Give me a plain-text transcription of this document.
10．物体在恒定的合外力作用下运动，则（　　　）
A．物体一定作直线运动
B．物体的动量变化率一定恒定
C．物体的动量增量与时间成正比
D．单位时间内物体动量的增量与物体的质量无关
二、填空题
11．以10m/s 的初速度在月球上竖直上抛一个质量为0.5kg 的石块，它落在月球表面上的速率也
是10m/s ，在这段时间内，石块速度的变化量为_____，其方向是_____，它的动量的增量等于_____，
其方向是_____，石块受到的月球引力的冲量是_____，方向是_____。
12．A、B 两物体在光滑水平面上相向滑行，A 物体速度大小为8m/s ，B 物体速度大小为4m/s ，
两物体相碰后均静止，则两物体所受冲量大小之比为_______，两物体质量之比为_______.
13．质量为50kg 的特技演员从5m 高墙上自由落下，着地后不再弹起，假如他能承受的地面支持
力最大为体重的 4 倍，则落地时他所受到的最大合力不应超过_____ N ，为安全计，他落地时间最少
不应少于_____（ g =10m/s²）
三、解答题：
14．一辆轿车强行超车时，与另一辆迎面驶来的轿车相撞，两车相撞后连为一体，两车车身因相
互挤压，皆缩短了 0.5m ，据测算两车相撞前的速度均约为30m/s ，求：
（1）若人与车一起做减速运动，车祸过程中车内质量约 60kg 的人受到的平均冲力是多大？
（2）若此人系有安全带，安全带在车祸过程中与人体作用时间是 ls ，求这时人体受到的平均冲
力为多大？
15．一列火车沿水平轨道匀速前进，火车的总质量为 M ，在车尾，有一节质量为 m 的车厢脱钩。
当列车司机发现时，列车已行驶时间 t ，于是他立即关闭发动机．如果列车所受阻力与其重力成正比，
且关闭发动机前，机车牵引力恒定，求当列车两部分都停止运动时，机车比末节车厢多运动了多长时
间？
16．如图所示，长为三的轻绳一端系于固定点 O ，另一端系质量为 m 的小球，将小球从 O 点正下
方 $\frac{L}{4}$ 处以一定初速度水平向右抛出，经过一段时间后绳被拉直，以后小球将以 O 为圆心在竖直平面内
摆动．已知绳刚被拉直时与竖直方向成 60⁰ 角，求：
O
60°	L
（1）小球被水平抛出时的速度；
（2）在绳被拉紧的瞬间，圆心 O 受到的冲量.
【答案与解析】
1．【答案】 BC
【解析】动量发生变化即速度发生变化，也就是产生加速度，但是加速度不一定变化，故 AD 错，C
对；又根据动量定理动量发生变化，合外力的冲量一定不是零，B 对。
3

Given request |
Give the listing again, word for word.

The answer |
Give me a plain-text transcription of this document.
10．物体在恒定的合外力作用下运动，则（　　　）
A．物体一定作直线运动
B．物体的动量变化率一定恒定
C．物体的动量增量与时间成正比
D．单位时间内物体动量的增量与物体的质量无关
二、填空题
11．以10m/s 的初速度在月球上竖直上抛一个质量为0.5kg 的石块，它落在月球表面上的速率也
是10m/s ，在这段时间内，石块速度的变化量为_____，其方向是_____，它的动量的增量等于_____，
其方向是_____，石块受到的月球引力的冲量是_____，方向是_____。
12．A、B 两物体在光滑水平面上相向滑行，A 物体速度大小为8m/s ，B 物体速度大小为4m/s ，
两物体相碰后均静止，则两物体所受冲量大小之比为_______，两物体质量之比为_______.
13．质量为50kg 的特技演员从5m 高墙上自由落下，着地后不再弹起，假如他能承受的地面支持
力最大为体重的 4 倍，则落地时他所受到的最大合力不应超过_____ N ，为安全计，他落地时间最少
不应少于_____（ g =10m/s²）
三、解答题：
14．一辆轿车强行超车时，与另一辆迎面驶来的轿车相撞，两车相撞后连为一体，两车车身因相
互挤压，皆缩短了 0.5m ，据测算两车相撞前的速度均约为30m/s ，求：
（1）若人与车一起做减速运动，车祸过程中车内质量约 60kg 的人受到的平均冲力是多大？
（2）若此人系有安全带，安全带在车祸过程中与人体作用时间是 ls ，求这时人体受到的平均冲
力为多大？
15．一列火车沿水平轨道匀速前进，火车的总质量为 M ，在车尾，有一节质量为 m 的车厢脱钩。
当列车司机发现时，列车已行驶时间 t ，于是他立即关闭发动机．如果列车所受阻力与其重力成正比，
且关闭发动机前，机车牵引力恒定，求当列车两部分都停止运动时，机车比末节车厢多运动了多长时
间？
16．如图所示，长为三的轻绳一端系于固定点 O ，另一端系质量为 m 的小球，将小球从 O 点正下
方 $\frac{L}{4}$ 处以一定初速度水平向右抛出，经过一段时间后绳被拉直，以后小球将以 O 为圆心在竖直平面内
摆动．已知绳刚被拉直时与竖直方向成 60⁰ 角，求：
O
60°	L
（1）小球被水平抛出时的速度；
（2）在绳被拉紧的瞬间，圆心 O 受到的冲量.
【答案与解析】
1．【答案】 BC
【解析】动量发生变化即速度发生变化，也就是产生加速度，但是加速度不一定变化，故 AD 错，C
对；又根据动量定理动量发生变化，合外力的冲量一定不是零，B 对。
3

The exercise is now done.